[[ DATA FOR THE TASK, beginning ]]
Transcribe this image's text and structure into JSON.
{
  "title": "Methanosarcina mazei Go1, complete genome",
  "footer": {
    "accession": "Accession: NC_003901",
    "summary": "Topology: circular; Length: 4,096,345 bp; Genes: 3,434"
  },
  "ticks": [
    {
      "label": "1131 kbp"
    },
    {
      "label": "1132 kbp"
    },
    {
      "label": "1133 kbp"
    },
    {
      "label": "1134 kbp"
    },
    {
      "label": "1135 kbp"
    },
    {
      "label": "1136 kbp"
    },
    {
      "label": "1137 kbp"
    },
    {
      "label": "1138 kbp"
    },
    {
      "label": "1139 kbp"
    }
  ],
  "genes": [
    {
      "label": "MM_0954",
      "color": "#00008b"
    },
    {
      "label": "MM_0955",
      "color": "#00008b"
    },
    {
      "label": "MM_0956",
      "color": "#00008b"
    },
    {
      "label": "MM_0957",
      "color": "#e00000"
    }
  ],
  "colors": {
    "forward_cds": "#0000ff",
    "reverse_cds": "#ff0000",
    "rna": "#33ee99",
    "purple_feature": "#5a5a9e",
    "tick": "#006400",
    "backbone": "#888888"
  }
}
[[ DATA FOR THE TASK, end ]]
> **TASK ITEM**: Reproduce all of the entries above verbatim.

> **RESULT OF THIS TASK**:
Transcribe this image's text and structure into JSON.
{
  "title": "Methanosarcina mazei Go1, complete genome",
  "footer": {
    "accession": "Accession: NC_003901",
    "summary": "Topology: circular; Length: 4,096,345 bp; Genes: 3,434"
  },
  "ticks": [
    {
      "label": "1131 kbp"
    },
    {
      "label": "1132 kbp"
    },
    {
      "label": "1133 kbp"
    },
    {
      "label": "1134 kbp"
    },
    {
      "label": "1135 kbp"
    },
    {
      "label": "1136 kbp"
    },
    {
      "label": "1137 kbp"
    },
    {
      "label": "1138 kbp"
    },
    {
      "label": "1139 kbp"
    }
  ],
  "genes": [
    {
      "label": "MM_0954",
      "color": "#00008b"
    },
    {
      "label": "MM_0955",
      "color": "#00008b"
    },
    {
      "label": "MM_0956",
      "color": "#00008b"
    },
    {
      "label": "MM_0957",
      "color": "#e00000"
    }
  ],
  "colors": {
    "forward_cds": "#0000ff",
    "reverse_cds": "#ff0000",
    "rna": "#33ee99",
    "purple_feature": "#5a5a9e",
    "tick": "#006400",
    "backbone": "#888888"
  }
}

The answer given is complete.